Look through the data below. Collect every line where the word "survival" occurs.

Excerpts from a figure dataset:

►

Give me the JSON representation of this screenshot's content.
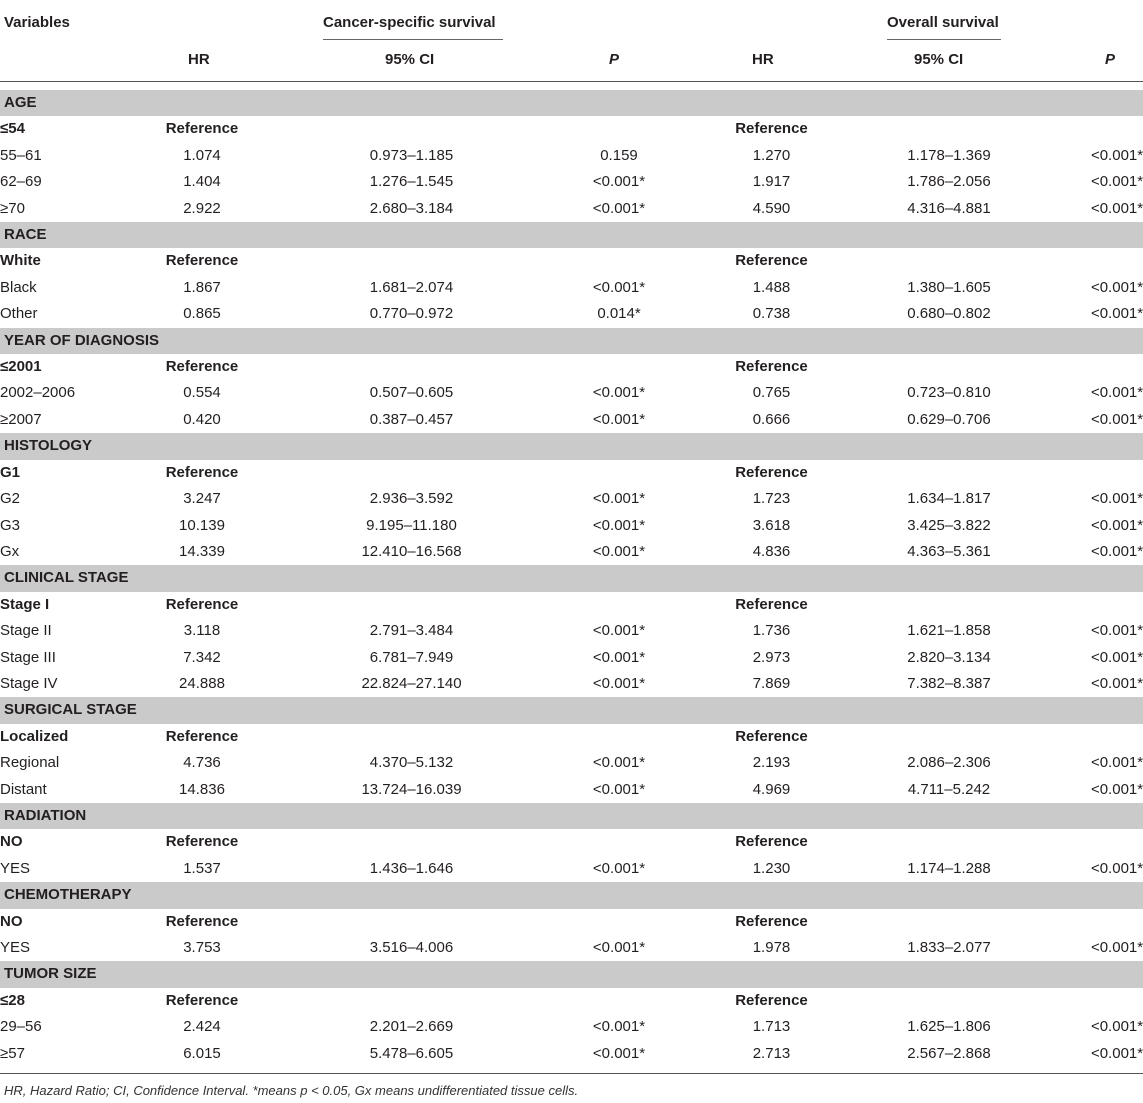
{
  "header": {
    "variables": "Variables",
    "group_css": "Cancer-specific survival",
    "group_os": "Overall survival",
    "cols": [
      "HR",
      "95% CI",
      "P",
      "HR",
      "95% CI",
      "P"
    ]
  },
  "sections": [
    {
      "title": "AGE",
      "rows": [
        {
          "label": "≤54",
          "ref": true,
          "hr1": "Reference",
          "hr2": "Reference"
        },
        {
          "label": "55–61",
          "hr1": "1.074",
          "ci1": "0.973–1.185",
          "p1": "0.159",
          "hr2": "1.270",
          "ci2": "1.178–1.369",
          "p2": "<0.001*"
        },
        {
          "label": "62–69",
          "hr1": "1.404",
          "ci1": "1.276–1.545",
          "p1": "<0.001*",
          "hr2": "1.917",
          "ci2": "1.786–2.056",
          "p2": "<0.001*"
        },
        {
          "label": "≥70",
          "hr1": "2.922",
          "ci1": "2.680–3.184",
          "p1": "<0.001*",
          "hr2": "4.590",
          "ci2": "4.316–4.881",
          "p2": "<0.001*"
        }
      ]
    },
    {
      "title": "RACE",
      "rows": [
        {
          "label": "White",
          "ref": true,
          "hr1": "Reference",
          "hr2": "Reference"
        },
        {
          "label": "Black",
          "hr1": "1.867",
          "ci1": "1.681–2.074",
          "p1": "<0.001*",
          "hr2": "1.488",
          "ci2": "1.380–1.605",
          "p2": "<0.001*"
        },
        {
          "label": "Other",
          "hr1": "0.865",
          "ci1": "0.770–0.972",
          "p1": "0.014*",
          "hr2": "0.738",
          "ci2": "0.680–0.802",
          "p2": "<0.001*"
        }
      ]
    },
    {
      "title": "YEAR OF DIAGNOSIS",
      "rows": [
        {
          "label": "≤2001",
          "ref": true,
          "hr1": "Reference",
          "hr2": "Reference"
        },
        {
          "label": "2002–2006",
          "hr1": "0.554",
          "ci1": "0.507–0.605",
          "p1": "<0.001*",
          "hr2": "0.765",
          "ci2": "0.723–0.810",
          "p2": "<0.001*"
        },
        {
          "label": "≥2007",
          "hr1": "0.420",
          "ci1": "0.387–0.457",
          "p1": "<0.001*",
          "hr2": "0.666",
          "ci2": "0.629–0.706",
          "p2": "<0.001*"
        }
      ]
    },
    {
      "title": "HISTOLOGY",
      "rows": [
        {
          "label": "G1",
          "ref": true,
          "hr1": "Reference",
          "hr2": "Reference"
        },
        {
          "label": "G2",
          "hr1": "3.247",
          "ci1": "2.936–3.592",
          "p1": "<0.001*",
          "hr2": "1.723",
          "ci2": "1.634–1.817",
          "p2": "<0.001*"
        },
        {
          "label": "G3",
          "hr1": "10.139",
          "ci1": "9.195–11.180",
          "p1": "<0.001*",
          "hr2": "3.618",
          "ci2": "3.425–3.822",
          "p2": "<0.001*"
        },
        {
          "label": "Gx",
          "hr1": "14.339",
          "ci1": "12.410–16.568",
          "p1": "<0.001*",
          "hr2": "4.836",
          "ci2": "4.363–5.361",
          "p2": "<0.001*"
        }
      ]
    },
    {
      "title": "CLINICAL STAGE",
      "rows": [
        {
          "label": "Stage I",
          "ref": true,
          "hr1": "Reference",
          "hr2": "Reference"
        },
        {
          "label": "Stage II",
          "hr1": "3.118",
          "ci1": "2.791–3.484",
          "p1": "<0.001*",
          "hr2": "1.736",
          "ci2": "1.621–1.858",
          "p2": "<0.001*"
        },
        {
          "label": "Stage III",
          "hr1": "7.342",
          "ci1": "6.781–7.949",
          "p1": "<0.001*",
          "hr2": "2.973",
          "ci2": "2.820–3.134",
          "p2": "<0.001*"
        },
        {
          "label": "Stage IV",
          "hr1": "24.888",
          "ci1": "22.824–27.140",
          "p1": "<0.001*",
          "hr2": "7.869",
          "ci2": "7.382–8.387",
          "p2": "<0.001*"
        }
      ]
    },
    {
      "title": "SURGICAL STAGE",
      "rows": [
        {
          "label": "Localized",
          "ref": true,
          "hr1": "Reference",
          "hr2": "Reference"
        },
        {
          "label": "Regional",
          "hr1": "4.736",
          "ci1": "4.370–5.132",
          "p1": "<0.001*",
          "hr2": "2.193",
          "ci2": "2.086–2.306",
          "p2": "<0.001*"
        },
        {
          "label": "Distant",
          "hr1": "14.836",
          "ci1": "13.724–16.039",
          "p1": "<0.001*",
          "hr2": "4.969",
          "ci2": "4.711–5.242",
          "p2": "<0.001*"
        }
      ]
    },
    {
      "title": "RADIATION",
      "rows": [
        {
          "label": "NO",
          "ref": true,
          "hr1": "Reference",
          "hr2": "Reference"
        },
        {
          "label": "YES",
          "hr1": "1.537",
          "ci1": "1.436–1.646",
          "p1": "<0.001*",
          "hr2": "1.230",
          "ci2": "1.174–1.288",
          "p2": "<0.001*"
        }
      ]
    },
    {
      "title": "CHEMOTHERAPY",
      "rows": [
        {
          "label": "NO",
          "ref": true,
          "hr1": "Reference",
          "hr2": "Reference"
        },
        {
          "label": "YES",
          "hr1": "3.753",
          "ci1": "3.516–4.006",
          "p1": "<0.001*",
          "hr2": "1.978",
          "ci2": "1.833–2.077",
          "p2": "<0.001*"
        }
      ]
    },
    {
      "title": "TUMOR SIZE",
      "rows": [
        {
          "label": "≤28",
          "ref": true,
          "hr1": "Reference",
          "hr2": "Reference"
        },
        {
          "label": "29–56",
          "hr1": "2.424",
          "ci1": "2.201–2.669",
          "p1": "<0.001*",
          "hr2": "1.713",
          "ci2": "1.625–1.806",
          "p2": "<0.001*"
        },
        {
          "label": "≥57",
          "hr1": "6.015",
          "ci1": "5.478–6.605",
          "p1": "<0.001*",
          "hr2": "2.713",
          "ci2": "2.567–2.868",
          "p2": "<0.001*"
        }
      ]
    }
  ],
  "footnote": "HR, Hazard Ratio; CI, Confidence Interval. *means p < 0.05, Gx means undifferentiated tissue cells."
}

◄

■ **SOLUTION FOR THIS EXERCISE**
    "group_css": "Cancer-specific survival",
    "group_os": "Overall survival",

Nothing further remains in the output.